### [Aufgabenstellung]
Schreib die Quelle über den Film „Sergeant Rutledge“ vollständig und Wort für Wort ab.

SERGEANT RUTLEDGE (John Ford/USA 1960)
von Funxton ·
14 Januar 2012
Kategorie:
Western
Aufrufe: 1.528
"Lady, you don't know how hard I'm trying to stay alive."
Sergeant Rutledge (Der schwarze Sergeant) ~ USA 1960
Directed By: John Ford
Der farbige Kavallerie-Sergeant Brax Rutledge (Woody Strode) vom berühmten 9. Kavallerie-Regiment, einer der "Buffalo-Soldier"-Abteilungen, steht vor Gericht. Er wird angeklagt, seinen Vorgesetzten ermordet und dessen Tochter (Toby Michaels) brutal vergewaltigt und ermordet zu haben. Durch einen Fluchtversuch hat Rutledge sich noch zusätzlich verdächtig gemacht. Doch Rutledges Freund und Lieutenant Cantrell (Jeffrey Hunter) glaubt, die Wahrheit zu kennen. Er steht zu ihm und verteidigt ihn vor Gericht gegen den rassistischen Ankläger (Carleton Young) und gegen den zu einem Schauprozess zu verkommen drohenden Verhandlungsablauf.

### [Bereitgestellte Daten]
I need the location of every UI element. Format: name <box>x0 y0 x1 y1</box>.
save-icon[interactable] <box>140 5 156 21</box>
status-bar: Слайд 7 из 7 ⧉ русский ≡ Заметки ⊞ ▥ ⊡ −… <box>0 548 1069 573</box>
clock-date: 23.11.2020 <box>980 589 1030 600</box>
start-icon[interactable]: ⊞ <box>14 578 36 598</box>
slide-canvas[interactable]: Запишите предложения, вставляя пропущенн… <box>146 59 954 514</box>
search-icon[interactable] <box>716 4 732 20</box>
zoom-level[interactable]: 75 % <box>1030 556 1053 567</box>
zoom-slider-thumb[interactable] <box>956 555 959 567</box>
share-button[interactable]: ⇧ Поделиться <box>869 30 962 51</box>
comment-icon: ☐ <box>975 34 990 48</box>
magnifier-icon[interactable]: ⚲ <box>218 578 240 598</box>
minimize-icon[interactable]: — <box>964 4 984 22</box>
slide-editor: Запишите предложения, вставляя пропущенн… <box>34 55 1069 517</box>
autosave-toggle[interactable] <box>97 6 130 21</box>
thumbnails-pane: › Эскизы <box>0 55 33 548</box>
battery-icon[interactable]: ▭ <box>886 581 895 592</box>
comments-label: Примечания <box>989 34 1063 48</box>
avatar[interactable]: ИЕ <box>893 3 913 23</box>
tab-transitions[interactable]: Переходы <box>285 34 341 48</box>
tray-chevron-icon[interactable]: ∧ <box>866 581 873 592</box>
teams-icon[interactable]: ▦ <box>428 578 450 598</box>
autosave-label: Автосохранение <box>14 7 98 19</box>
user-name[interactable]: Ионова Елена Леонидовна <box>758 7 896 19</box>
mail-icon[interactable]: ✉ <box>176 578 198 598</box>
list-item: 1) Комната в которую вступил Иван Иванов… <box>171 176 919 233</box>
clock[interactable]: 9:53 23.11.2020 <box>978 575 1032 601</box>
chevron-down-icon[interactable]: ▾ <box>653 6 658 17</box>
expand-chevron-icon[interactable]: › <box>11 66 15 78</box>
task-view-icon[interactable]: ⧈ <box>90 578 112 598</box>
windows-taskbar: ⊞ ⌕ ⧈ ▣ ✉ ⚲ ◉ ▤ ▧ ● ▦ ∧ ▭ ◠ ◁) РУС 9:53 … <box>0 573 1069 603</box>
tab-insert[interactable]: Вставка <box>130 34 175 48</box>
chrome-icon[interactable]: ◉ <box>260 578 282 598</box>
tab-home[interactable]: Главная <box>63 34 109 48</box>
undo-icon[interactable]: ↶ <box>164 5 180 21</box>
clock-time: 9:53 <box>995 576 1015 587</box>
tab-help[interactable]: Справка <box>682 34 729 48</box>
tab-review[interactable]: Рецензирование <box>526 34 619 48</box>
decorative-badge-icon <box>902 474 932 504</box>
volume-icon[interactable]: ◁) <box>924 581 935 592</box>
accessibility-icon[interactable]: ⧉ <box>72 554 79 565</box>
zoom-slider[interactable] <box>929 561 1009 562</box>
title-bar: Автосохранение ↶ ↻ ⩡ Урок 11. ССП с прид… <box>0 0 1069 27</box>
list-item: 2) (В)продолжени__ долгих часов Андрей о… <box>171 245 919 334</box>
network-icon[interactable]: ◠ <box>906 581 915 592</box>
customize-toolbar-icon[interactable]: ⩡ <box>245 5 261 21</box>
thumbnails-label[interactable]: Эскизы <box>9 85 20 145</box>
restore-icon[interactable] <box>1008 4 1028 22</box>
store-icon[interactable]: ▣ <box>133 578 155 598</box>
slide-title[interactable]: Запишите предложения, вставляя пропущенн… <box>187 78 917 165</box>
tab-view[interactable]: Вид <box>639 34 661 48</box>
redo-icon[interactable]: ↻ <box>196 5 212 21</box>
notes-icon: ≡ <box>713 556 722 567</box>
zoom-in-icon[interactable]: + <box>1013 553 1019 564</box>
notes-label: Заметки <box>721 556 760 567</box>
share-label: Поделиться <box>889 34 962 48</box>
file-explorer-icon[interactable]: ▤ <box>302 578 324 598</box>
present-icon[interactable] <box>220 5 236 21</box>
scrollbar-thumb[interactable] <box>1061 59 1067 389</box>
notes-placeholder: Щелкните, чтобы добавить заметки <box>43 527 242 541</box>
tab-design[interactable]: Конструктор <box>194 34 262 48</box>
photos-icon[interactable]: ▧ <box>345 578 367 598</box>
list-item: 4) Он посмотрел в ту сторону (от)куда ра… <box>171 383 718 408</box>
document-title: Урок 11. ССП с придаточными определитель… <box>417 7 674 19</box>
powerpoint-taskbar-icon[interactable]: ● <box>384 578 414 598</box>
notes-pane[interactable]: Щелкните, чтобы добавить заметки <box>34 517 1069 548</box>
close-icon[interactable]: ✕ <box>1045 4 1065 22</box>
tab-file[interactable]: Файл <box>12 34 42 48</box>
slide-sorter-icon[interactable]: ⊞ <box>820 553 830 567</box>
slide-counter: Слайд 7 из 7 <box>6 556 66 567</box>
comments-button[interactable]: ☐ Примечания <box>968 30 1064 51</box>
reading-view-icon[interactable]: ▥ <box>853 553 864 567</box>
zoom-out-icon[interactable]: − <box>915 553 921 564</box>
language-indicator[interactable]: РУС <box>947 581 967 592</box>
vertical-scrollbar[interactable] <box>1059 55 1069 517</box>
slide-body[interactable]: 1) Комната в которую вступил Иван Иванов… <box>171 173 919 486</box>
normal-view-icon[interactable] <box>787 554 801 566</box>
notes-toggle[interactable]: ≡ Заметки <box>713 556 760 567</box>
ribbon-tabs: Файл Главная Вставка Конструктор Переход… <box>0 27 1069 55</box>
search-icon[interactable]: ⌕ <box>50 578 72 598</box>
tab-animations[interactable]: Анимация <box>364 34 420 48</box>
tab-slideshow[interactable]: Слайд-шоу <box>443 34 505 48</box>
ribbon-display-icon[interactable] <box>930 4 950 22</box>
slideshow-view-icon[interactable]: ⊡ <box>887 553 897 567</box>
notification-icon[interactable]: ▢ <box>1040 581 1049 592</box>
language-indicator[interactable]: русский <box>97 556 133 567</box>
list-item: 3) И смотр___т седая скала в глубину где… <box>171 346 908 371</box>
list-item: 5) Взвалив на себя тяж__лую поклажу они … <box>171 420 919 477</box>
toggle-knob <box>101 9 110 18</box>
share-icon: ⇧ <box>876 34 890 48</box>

### [Vollständige Antwort]
SERGEANT RUTLEDGE (John Ford/USA 1960)
von Funxton ·
14 Januar 2012
Kategorie:
Western
Aufrufe: 1.528
"Lady, you don't know how hard I'm trying to stay alive."
Sergeant Rutledge (Der schwarze Sergeant) ~ USA 1960
Directed By: John Ford
Der farbige Kavallerie-Sergeant Brax Rutledge (Woody Strode) vom berühmten 9. Kavallerie-Regiment, einer der "Buffalo-Soldier"-Abteilungen, steht vor Gericht. Er wird angeklagt, seinen Vorgesetzten ermordet und dessen Tochter (Toby Michaels) brutal vergewaltigt und ermordet zu haben. Durch einen Fluchtversuch hat Rutledge sich noch zusätzlich verdächtig gemacht. Doch Rutledges Freund und Lieutenant Cantrell (Jeffrey Hunter) glaubt, die Wahrheit zu kennen. Er steht zu ihm und verteidigt ihn vor Gericht gegen den rassistischen Ankläger (Carleton Young) und gegen den zu einem Schauprozess zu verkommen drohenden Verhandlungsablauf.